--- Start ---

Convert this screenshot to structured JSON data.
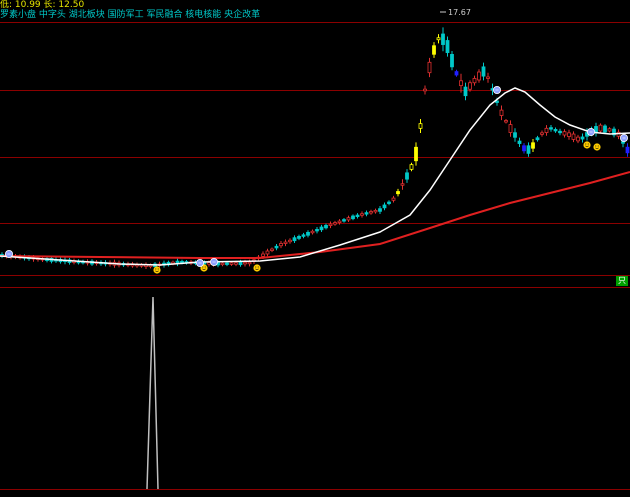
{
  "header": {
    "prices_text": "低: 10.99  长: 12.50",
    "tags_text": "罗素小盘  中字头  湖北板块  国防军工  军民融合  核电核能  央企改革"
  },
  "annotation": {
    "high_label": "17.67"
  },
  "panel_tag": "只",
  "colors": {
    "background": "#000000",
    "grid_line": "#8b0000",
    "up_candle": "#e03030",
    "down_candle": "#00c8c8",
    "special_up": "#ffff00",
    "special_down": "#2020ff",
    "ma_fast": "#ffffff",
    "ma_slow": "#e02020",
    "indicator": "#c0c0c0"
  },
  "icons": [
    "smiley-icon",
    "circle-marker-icon"
  ]
}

--- End ---

WHAT IS NEEDED — Restate each entry word for word, leaving out any pictures.

FINISHED ANSWER —
Convert this screenshot to structured JSON data.
{
  "header": {
    "prices_text": "低: 10.99  长: 12.50",
    "tags_text": "罗素小盘  中字头  湖北板块  国防军工  军民融合  核电核能  央企改革"
  },
  "annotation": {
    "high_label": "17.67"
  },
  "panel_tag": "只",
  "colors": {
    "background": "#000000",
    "grid_line": "#8b0000",
    "up_candle": "#e03030",
    "down_candle": "#00c8c8",
    "special_up": "#ffff00",
    "special_down": "#2020ff",
    "ma_fast": "#ffffff",
    "ma_slow": "#e02020",
    "indicator": "#c0c0c0"
  },
  "icons": [
    "smiley-icon",
    "circle-marker-icon"
  ]
}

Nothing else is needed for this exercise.